REQUIREMENT:
Find the lines holding the string "Suaugusieji" in the data, then copy all of them.

━━ LISTING ━━

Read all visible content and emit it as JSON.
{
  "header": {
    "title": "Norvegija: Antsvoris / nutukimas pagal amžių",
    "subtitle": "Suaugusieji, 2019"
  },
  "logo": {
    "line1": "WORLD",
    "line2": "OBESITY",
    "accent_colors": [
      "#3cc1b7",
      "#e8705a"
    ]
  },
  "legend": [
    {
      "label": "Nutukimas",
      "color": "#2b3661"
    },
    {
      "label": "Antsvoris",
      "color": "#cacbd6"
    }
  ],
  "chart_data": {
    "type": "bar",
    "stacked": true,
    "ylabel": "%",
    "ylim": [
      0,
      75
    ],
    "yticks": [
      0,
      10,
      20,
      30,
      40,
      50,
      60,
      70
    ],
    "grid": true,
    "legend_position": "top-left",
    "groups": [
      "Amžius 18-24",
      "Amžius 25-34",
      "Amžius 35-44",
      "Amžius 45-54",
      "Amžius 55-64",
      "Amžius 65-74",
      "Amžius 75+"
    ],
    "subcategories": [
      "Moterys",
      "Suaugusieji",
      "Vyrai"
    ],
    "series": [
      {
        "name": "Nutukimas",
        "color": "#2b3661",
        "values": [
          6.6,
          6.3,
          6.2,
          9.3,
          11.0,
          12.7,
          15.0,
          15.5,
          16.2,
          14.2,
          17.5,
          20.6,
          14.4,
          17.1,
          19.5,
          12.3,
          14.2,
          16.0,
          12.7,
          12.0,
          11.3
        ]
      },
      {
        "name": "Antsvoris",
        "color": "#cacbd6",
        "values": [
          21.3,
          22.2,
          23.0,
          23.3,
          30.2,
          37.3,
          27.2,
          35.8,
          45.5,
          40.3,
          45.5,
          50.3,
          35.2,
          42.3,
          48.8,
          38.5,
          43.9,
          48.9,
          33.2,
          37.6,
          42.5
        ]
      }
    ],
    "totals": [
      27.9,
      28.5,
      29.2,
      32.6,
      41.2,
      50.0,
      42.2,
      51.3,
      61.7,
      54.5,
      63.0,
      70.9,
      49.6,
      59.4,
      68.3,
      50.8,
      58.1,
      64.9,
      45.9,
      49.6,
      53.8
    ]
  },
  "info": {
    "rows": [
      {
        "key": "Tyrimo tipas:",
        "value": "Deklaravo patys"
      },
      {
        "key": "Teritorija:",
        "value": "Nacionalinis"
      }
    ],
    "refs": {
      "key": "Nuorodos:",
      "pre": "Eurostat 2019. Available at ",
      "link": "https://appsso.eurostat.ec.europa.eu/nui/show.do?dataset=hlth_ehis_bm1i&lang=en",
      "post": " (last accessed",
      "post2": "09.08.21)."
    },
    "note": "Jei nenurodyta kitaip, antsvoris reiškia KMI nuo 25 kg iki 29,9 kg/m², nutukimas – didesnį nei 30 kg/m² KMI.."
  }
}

━━━

ANSWER TO THE TASK:
    "subtitle": "Suaugusieji, 2019"
      "Suaugusieji",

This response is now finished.